═══ Data section ═══

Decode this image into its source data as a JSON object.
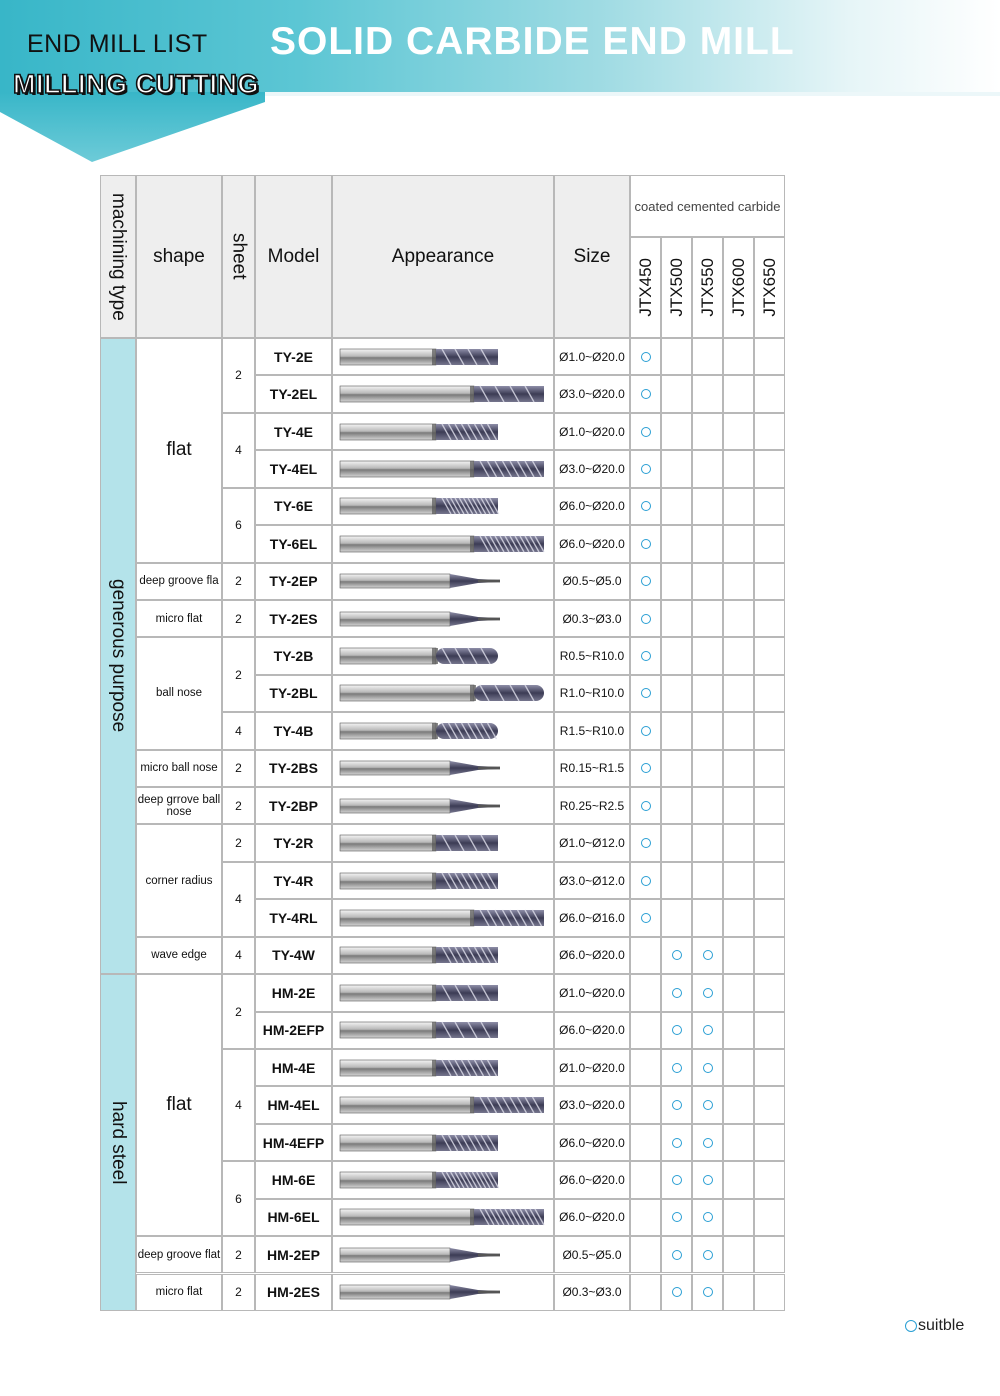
{
  "header": {
    "left_title": "END MILL LIST",
    "sub_title": "MILLING CUTTING",
    "main_title": "SOLID CARBIDE END MILL"
  },
  "columns": {
    "machining_type": "machining type",
    "shape": "shape",
    "sheet": "sheet",
    "model": "Model",
    "appearance": "Appearance",
    "size": "Size",
    "coating_group": "coated cemented carbide",
    "grades": [
      "JTX450",
      "JTX500",
      "JTX550",
      "JTX600",
      "JTX650"
    ]
  },
  "machining_types": [
    {
      "label": "generous purpose",
      "rows": 17
    },
    {
      "label": "hard steel",
      "rows": 9
    }
  ],
  "shape_groups": [
    {
      "label": "flat",
      "rows": 6,
      "big": true
    },
    {
      "label": "deep groove fla",
      "rows": 1
    },
    {
      "label": "micro flat",
      "rows": 1
    },
    {
      "label": "ball nose",
      "rows": 3
    },
    {
      "label": "micro ball nose",
      "rows": 1
    },
    {
      "label": "deep grrove ball nose",
      "rows": 1
    },
    {
      "label": "corner radius",
      "rows": 3
    },
    {
      "label": "wave edge",
      "rows": 1
    },
    {
      "label": "flat",
      "rows": 7,
      "big": true
    },
    {
      "label": "deep groove flat",
      "rows": 1
    },
    {
      "label": "micro flat",
      "rows": 1
    }
  ],
  "sheet_groups": [
    {
      "value": "2",
      "rows": 2
    },
    {
      "value": "4",
      "rows": 2
    },
    {
      "value": "6",
      "rows": 2
    },
    {
      "value": "2",
      "rows": 1
    },
    {
      "value": "2",
      "rows": 1
    },
    {
      "value": "2",
      "rows": 2
    },
    {
      "value": "4",
      "rows": 1
    },
    {
      "value": "2",
      "rows": 1
    },
    {
      "value": "2",
      "rows": 1
    },
    {
      "value": "2",
      "rows": 1
    },
    {
      "value": "4",
      "rows": 2
    },
    {
      "value": "4",
      "rows": 1
    },
    {
      "value": "2",
      "rows": 2
    },
    {
      "value": "4",
      "rows": 3
    },
    {
      "value": "6",
      "rows": 2
    },
    {
      "value": "2",
      "rows": 1
    },
    {
      "value": "2",
      "rows": 1
    }
  ],
  "rows": [
    {
      "model": "TY-2E",
      "size": "Ø1.0~Ø20.0",
      "suitable": [
        true,
        false,
        false,
        false,
        false
      ],
      "tool_icon": "short-2-flute-end-mill-icon"
    },
    {
      "model": "TY-2EL",
      "size": "Ø3.0~Ø20.0",
      "suitable": [
        true,
        false,
        false,
        false,
        false
      ],
      "tool_icon": "long-2-flute-end-mill-icon"
    },
    {
      "model": "TY-4E",
      "size": "Ø1.0~Ø20.0",
      "suitable": [
        true,
        false,
        false,
        false,
        false
      ],
      "tool_icon": "short-4-flute-end-mill-icon"
    },
    {
      "model": "TY-4EL",
      "size": "Ø3.0~Ø20.0",
      "suitable": [
        true,
        false,
        false,
        false,
        false
      ],
      "tool_icon": "long-4-flute-end-mill-icon"
    },
    {
      "model": "TY-6E",
      "size": "Ø6.0~Ø20.0",
      "suitable": [
        true,
        false,
        false,
        false,
        false
      ],
      "tool_icon": "short-6-flute-end-mill-icon"
    },
    {
      "model": "TY-6EL",
      "size": "Ø6.0~Ø20.0",
      "suitable": [
        true,
        false,
        false,
        false,
        false
      ],
      "tool_icon": "long-6-flute-end-mill-icon"
    },
    {
      "model": "TY-2EP",
      "size": "Ø0.5~Ø5.0",
      "suitable": [
        true,
        false,
        false,
        false,
        false
      ],
      "tool_icon": "deep-groove-end-mill-icon"
    },
    {
      "model": "TY-2ES",
      "size": "Ø0.3~Ø3.0",
      "suitable": [
        true,
        false,
        false,
        false,
        false
      ],
      "tool_icon": "micro-end-mill-icon"
    },
    {
      "model": "TY-2B",
      "size": "R0.5~R10.0",
      "suitable": [
        true,
        false,
        false,
        false,
        false
      ],
      "tool_icon": "ball-nose-end-mill-icon"
    },
    {
      "model": "TY-2BL",
      "size": "R1.0~R10.0",
      "suitable": [
        true,
        false,
        false,
        false,
        false
      ],
      "tool_icon": "long-ball-nose-end-mill-icon"
    },
    {
      "model": "TY-4B",
      "size": "R1.5~R10.0",
      "suitable": [
        true,
        false,
        false,
        false,
        false
      ],
      "tool_icon": "4-flute-ball-nose-end-mill-icon"
    },
    {
      "model": "TY-2BS",
      "size": "R0.15~R1.5",
      "suitable": [
        true,
        false,
        false,
        false,
        false
      ],
      "tool_icon": "micro-ball-nose-end-mill-icon"
    },
    {
      "model": "TY-2BP",
      "size": "R0.25~R2.5",
      "suitable": [
        true,
        false,
        false,
        false,
        false
      ],
      "tool_icon": "deep-groove-ball-nose-end-mill-icon"
    },
    {
      "model": "TY-2R",
      "size": "Ø1.0~Ø12.0",
      "suitable": [
        true,
        false,
        false,
        false,
        false
      ],
      "tool_icon": "corner-radius-end-mill-icon"
    },
    {
      "model": "TY-4R",
      "size": "Ø3.0~Ø12.0",
      "suitable": [
        true,
        false,
        false,
        false,
        false
      ],
      "tool_icon": "4-flute-corner-radius-end-mill-icon"
    },
    {
      "model": "TY-4RL",
      "size": "Ø6.0~Ø16.0",
      "suitable": [
        true,
        false,
        false,
        false,
        false
      ],
      "tool_icon": "long-corner-radius-end-mill-icon"
    },
    {
      "model": "TY-4W",
      "size": "Ø6.0~Ø20.0",
      "suitable": [
        false,
        true,
        true,
        false,
        false
      ],
      "tool_icon": "wave-edge-end-mill-icon"
    },
    {
      "model": "HM-2E",
      "size": "Ø1.0~Ø20.0",
      "suitable": [
        false,
        true,
        true,
        false,
        false
      ],
      "tool_icon": "short-2-flute-end-mill-icon"
    },
    {
      "model": "HM-2EFP",
      "size": "Ø6.0~Ø20.0",
      "suitable": [
        false,
        true,
        true,
        false,
        false
      ],
      "tool_icon": "flat-pocket-end-mill-icon"
    },
    {
      "model": "HM-4E",
      "size": "Ø1.0~Ø20.0",
      "suitable": [
        false,
        true,
        true,
        false,
        false
      ],
      "tool_icon": "short-4-flute-end-mill-icon"
    },
    {
      "model": "HM-4EL",
      "size": "Ø3.0~Ø20.0",
      "suitable": [
        false,
        true,
        true,
        false,
        false
      ],
      "tool_icon": "long-4-flute-end-mill-icon"
    },
    {
      "model": "HM-4EFP",
      "size": "Ø6.0~Ø20.0",
      "suitable": [
        false,
        true,
        true,
        false,
        false
      ],
      "tool_icon": "4-flute-flat-pocket-end-mill-icon"
    },
    {
      "model": "HM-6E",
      "size": "Ø6.0~Ø20.0",
      "suitable": [
        false,
        true,
        true,
        false,
        false
      ],
      "tool_icon": "short-6-flute-end-mill-icon"
    },
    {
      "model": "HM-6EL",
      "size": "Ø6.0~Ø20.0",
      "suitable": [
        false,
        true,
        true,
        false,
        false
      ],
      "tool_icon": "long-6-flute-end-mill-icon"
    },
    {
      "model": "HM-2EP",
      "size": "Ø0.5~Ø5.0",
      "suitable": [
        false,
        true,
        true,
        false,
        false
      ],
      "tool_icon": "deep-groove-end-mill-icon"
    },
    {
      "model": "HM-2ES",
      "size": "Ø0.3~Ø3.0",
      "suitable": [
        false,
        true,
        true,
        false,
        false
      ],
      "tool_icon": "micro-end-mill-icon"
    }
  ],
  "legend": {
    "label": "suitble",
    "icon": "suitable-circle-icon"
  },
  "colors": {
    "header_band": "#38b6c8",
    "machining_type_bg": "#b4e3ea",
    "header_cell_bg": "#eeeeee",
    "mark": "#2a9fd4",
    "border": "#b8b8b8"
  }
}
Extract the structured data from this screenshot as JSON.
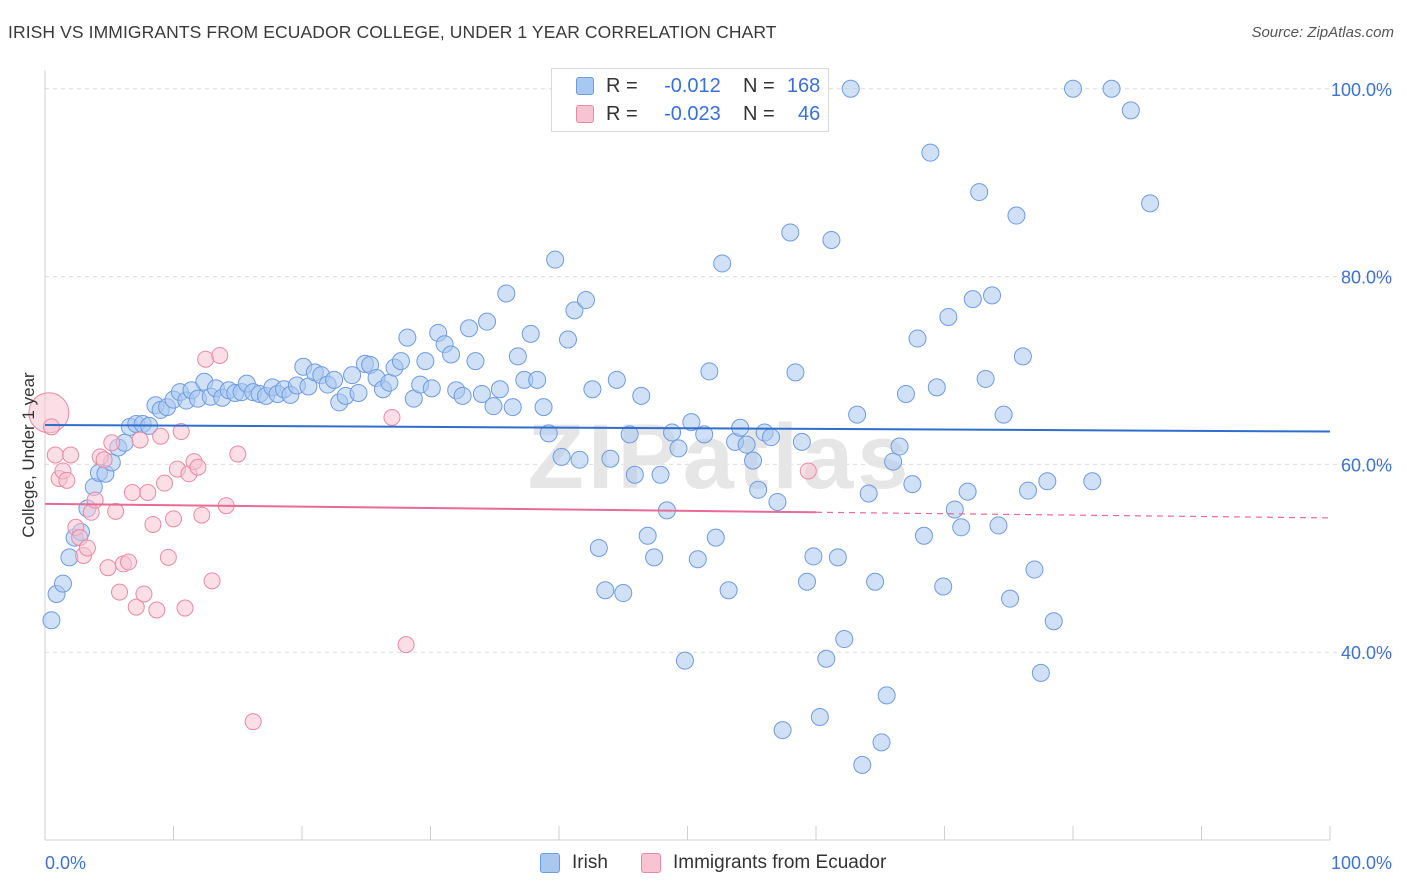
{
  "title": "IRISH VS IMMIGRANTS FROM ECUADOR COLLEGE, UNDER 1 YEAR CORRELATION CHART",
  "source": "Source: ZipAtlas.com",
  "watermark": "ZIPatlas",
  "legend": {
    "r_label": "R =",
    "n_label": "N =",
    "rows": [
      {
        "r": "-0.012",
        "n": "168",
        "color": "#a9c8f0",
        "border": "#6f9be0"
      },
      {
        "r": "-0.023",
        "n": "46",
        "color": "#f8c3d2",
        "border": "#e88aa6"
      }
    ]
  },
  "bottom_legend": [
    {
      "label": "Irish",
      "color": "#a9c8f0",
      "border": "#6f9be0"
    },
    {
      "label": "Immigrants from Ecuador",
      "color": "#f8c3d2",
      "border": "#e88aa6"
    }
  ],
  "chart_data": {
    "type": "scatter",
    "title": "IRISH VS IMMIGRANTS FROM ECUADOR COLLEGE, UNDER 1 YEAR CORRELATION CHART",
    "xlabel": "",
    "ylabel": "College, Under 1 year",
    "xlim": [
      0,
      100
    ],
    "ylim": [
      20,
      102
    ],
    "x_tick_labels": [
      "0.0%",
      "100.0%"
    ],
    "y_tick_labels": [
      {
        "value": 100,
        "label": "100.0%"
      },
      {
        "value": 80,
        "label": "80.0%"
      },
      {
        "value": 60,
        "label": "60.0%"
      },
      {
        "value": 40,
        "label": "40.0%"
      }
    ],
    "grid": true,
    "series": [
      {
        "name": "Irish",
        "color": "#a9c8f0",
        "stroke": "#6f9be0",
        "line_color": "#2e6fce",
        "trend": {
          "x": [
            0,
            100
          ],
          "y": [
            64.2,
            63.5
          ]
        },
        "points": [
          [
            0.5,
            43.4
          ],
          [
            0.9,
            46.2
          ],
          [
            1.4,
            47.3
          ],
          [
            1.9,
            50.1
          ],
          [
            2.3,
            52.2
          ],
          [
            2.8,
            52.8
          ],
          [
            3.3,
            55.3
          ],
          [
            3.8,
            57.6
          ],
          [
            4.2,
            59.1
          ],
          [
            4.7,
            59.0
          ],
          [
            5.2,
            60.2
          ],
          [
            5.7,
            61.8
          ],
          [
            6.2,
            62.3
          ],
          [
            6.6,
            64.0
          ],
          [
            7.1,
            64.3
          ],
          [
            7.6,
            64.3
          ],
          [
            8.1,
            64.1
          ],
          [
            8.6,
            66.3
          ],
          [
            9.0,
            65.8
          ],
          [
            9.5,
            66.1
          ],
          [
            10.0,
            66.9
          ],
          [
            10.5,
            67.7
          ],
          [
            11.0,
            66.8
          ],
          [
            11.4,
            67.9
          ],
          [
            11.9,
            67.0
          ],
          [
            12.4,
            68.8
          ],
          [
            12.9,
            67.2
          ],
          [
            13.3,
            68.1
          ],
          [
            13.8,
            67.1
          ],
          [
            14.3,
            67.9
          ],
          [
            14.8,
            67.6
          ],
          [
            15.3,
            67.7
          ],
          [
            15.7,
            68.6
          ],
          [
            16.2,
            67.7
          ],
          [
            16.7,
            67.5
          ],
          [
            17.2,
            67.3
          ],
          [
            17.7,
            68.2
          ],
          [
            18.1,
            67.5
          ],
          [
            18.6,
            68.0
          ],
          [
            19.1,
            67.4
          ],
          [
            19.6,
            68.4
          ],
          [
            20.1,
            70.4
          ],
          [
            20.5,
            68.3
          ],
          [
            21.0,
            69.8
          ],
          [
            21.5,
            69.5
          ],
          [
            22.0,
            68.5
          ],
          [
            22.5,
            69.0
          ],
          [
            22.9,
            66.6
          ],
          [
            23.4,
            67.3
          ],
          [
            23.9,
            69.5
          ],
          [
            24.4,
            67.6
          ],
          [
            24.9,
            70.7
          ],
          [
            25.3,
            70.6
          ],
          [
            25.8,
            69.2
          ],
          [
            26.3,
            68.0
          ],
          [
            26.8,
            68.7
          ],
          [
            27.2,
            70.3
          ],
          [
            27.7,
            71.0
          ],
          [
            28.2,
            73.5
          ],
          [
            28.7,
            67.0
          ],
          [
            29.2,
            68.5
          ],
          [
            29.6,
            71.0
          ],
          [
            30.1,
            68.1
          ],
          [
            30.6,
            74.0
          ],
          [
            31.1,
            72.8
          ],
          [
            31.6,
            71.7
          ],
          [
            32.0,
            67.9
          ],
          [
            32.5,
            67.3
          ],
          [
            33.0,
            74.5
          ],
          [
            33.5,
            71.0
          ],
          [
            34.0,
            67.5
          ],
          [
            34.4,
            75.2
          ],
          [
            34.9,
            66.2
          ],
          [
            35.4,
            68.0
          ],
          [
            35.9,
            78.2
          ],
          [
            36.4,
            66.1
          ],
          [
            36.8,
            71.5
          ],
          [
            37.3,
            69.0
          ],
          [
            37.8,
            73.9
          ],
          [
            38.3,
            69.0
          ],
          [
            38.8,
            66.1
          ],
          [
            39.2,
            63.3
          ],
          [
            39.7,
            81.8
          ],
          [
            40.2,
            60.8
          ],
          [
            40.7,
            73.3
          ],
          [
            41.2,
            76.4
          ],
          [
            41.6,
            60.5
          ],
          [
            42.1,
            77.5
          ],
          [
            42.6,
            68.0
          ],
          [
            43.1,
            51.1
          ],
          [
            43.6,
            46.6
          ],
          [
            44.0,
            60.6
          ],
          [
            44.5,
            69.0
          ],
          [
            45.0,
            46.3
          ],
          [
            45.5,
            63.2
          ],
          [
            45.9,
            58.9
          ],
          [
            46.4,
            67.3
          ],
          [
            46.9,
            52.4
          ],
          [
            47.4,
            50.1
          ],
          [
            47.9,
            58.9
          ],
          [
            48.4,
            55.1
          ],
          [
            48.8,
            63.4
          ],
          [
            49.3,
            61.7
          ],
          [
            49.8,
            39.1
          ],
          [
            50.3,
            64.5
          ],
          [
            50.8,
            49.9
          ],
          [
            51.3,
            63.2
          ],
          [
            51.7,
            69.9
          ],
          [
            52.2,
            52.2
          ],
          [
            52.7,
            81.4
          ],
          [
            53.2,
            46.6
          ],
          [
            53.7,
            62.4
          ],
          [
            54.1,
            63.9
          ],
          [
            54.6,
            62.1
          ],
          [
            55.1,
            60.4
          ],
          [
            55.5,
            57.3
          ],
          [
            56.0,
            63.4
          ],
          [
            56.5,
            62.9
          ],
          [
            57.0,
            56.0
          ],
          [
            57.4,
            31.7
          ],
          [
            58.0,
            84.7
          ],
          [
            58.4,
            69.8
          ],
          [
            58.9,
            62.4
          ],
          [
            59.3,
            47.5
          ],
          [
            59.8,
            50.2
          ],
          [
            60.3,
            33.1
          ],
          [
            60.8,
            39.3
          ],
          [
            61.2,
            83.9
          ],
          [
            61.7,
            50.1
          ],
          [
            62.2,
            41.4
          ],
          [
            62.7,
            100.0
          ],
          [
            63.2,
            65.3
          ],
          [
            63.6,
            28.0
          ],
          [
            64.1,
            56.9
          ],
          [
            64.6,
            47.5
          ],
          [
            65.1,
            30.4
          ],
          [
            65.5,
            35.4
          ],
          [
            66.0,
            60.3
          ],
          [
            66.5,
            61.9
          ],
          [
            67.0,
            67.5
          ],
          [
            67.5,
            57.9
          ],
          [
            67.9,
            73.4
          ],
          [
            68.4,
            52.4
          ],
          [
            68.9,
            93.2
          ],
          [
            69.4,
            68.2
          ],
          [
            69.9,
            47.0
          ],
          [
            70.3,
            75.7
          ],
          [
            70.8,
            55.2
          ],
          [
            71.3,
            53.3
          ],
          [
            71.8,
            57.1
          ],
          [
            72.2,
            77.6
          ],
          [
            72.7,
            89.0
          ],
          [
            73.2,
            69.1
          ],
          [
            73.7,
            78.0
          ],
          [
            74.2,
            53.5
          ],
          [
            74.6,
            65.3
          ],
          [
            75.1,
            45.7
          ],
          [
            75.6,
            86.5
          ],
          [
            76.1,
            71.5
          ],
          [
            76.5,
            57.2
          ],
          [
            77.0,
            48.8
          ],
          [
            77.5,
            37.8
          ],
          [
            78.0,
            58.2
          ],
          [
            78.5,
            43.3
          ],
          [
            80.0,
            100.0
          ],
          [
            81.5,
            58.2
          ],
          [
            83.0,
            100.0
          ],
          [
            84.5,
            97.7
          ],
          [
            86.0,
            87.8
          ]
        ]
      },
      {
        "name": "Immigrants from Ecuador",
        "color": "#f8c3d2",
        "stroke": "#e88aa6",
        "line_color": "#e76b93",
        "trend": {
          "x": [
            0,
            60
          ],
          "y": [
            55.8,
            54.9
          ]
        },
        "trend_dashed": {
          "x": [
            60,
            100
          ],
          "y": [
            54.9,
            54.3
          ]
        },
        "points": [
          [
            0.3,
            65.5
          ],
          [
            0.5,
            64.0
          ],
          [
            0.8,
            61.0
          ],
          [
            1.1,
            58.5
          ],
          [
            1.4,
            59.3
          ],
          [
            1.7,
            58.3
          ],
          [
            2.0,
            61.0
          ],
          [
            2.4,
            53.3
          ],
          [
            2.7,
            52.2
          ],
          [
            3.0,
            50.3
          ],
          [
            3.3,
            51.1
          ],
          [
            3.6,
            54.9
          ],
          [
            3.9,
            56.2
          ],
          [
            4.3,
            60.8
          ],
          [
            4.6,
            60.5
          ],
          [
            4.9,
            49.0
          ],
          [
            5.2,
            62.3
          ],
          [
            5.5,
            55.0
          ],
          [
            5.8,
            46.4
          ],
          [
            6.1,
            49.4
          ],
          [
            6.5,
            49.6
          ],
          [
            6.8,
            57.0
          ],
          [
            7.1,
            44.8
          ],
          [
            7.4,
            62.6
          ],
          [
            7.7,
            46.2
          ],
          [
            8.0,
            57.0
          ],
          [
            8.4,
            53.6
          ],
          [
            8.7,
            44.5
          ],
          [
            9.0,
            63.0
          ],
          [
            9.3,
            58.0
          ],
          [
            9.6,
            50.1
          ],
          [
            10.0,
            54.2
          ],
          [
            10.3,
            59.5
          ],
          [
            10.6,
            63.5
          ],
          [
            10.9,
            44.7
          ],
          [
            11.2,
            59.0
          ],
          [
            11.6,
            60.3
          ],
          [
            11.9,
            59.7
          ],
          [
            12.2,
            54.6
          ],
          [
            12.5,
            71.2
          ],
          [
            13.0,
            47.6
          ],
          [
            13.6,
            71.6
          ],
          [
            14.1,
            55.6
          ],
          [
            15.0,
            61.1
          ],
          [
            16.2,
            32.6
          ],
          [
            27.0,
            65.0
          ],
          [
            28.1,
            40.8
          ],
          [
            59.4,
            59.3
          ]
        ]
      }
    ]
  }
}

═══

What to work on:
Tally up the lines holding the string "corner" in this listing, and report the total alone.

Correct output:
4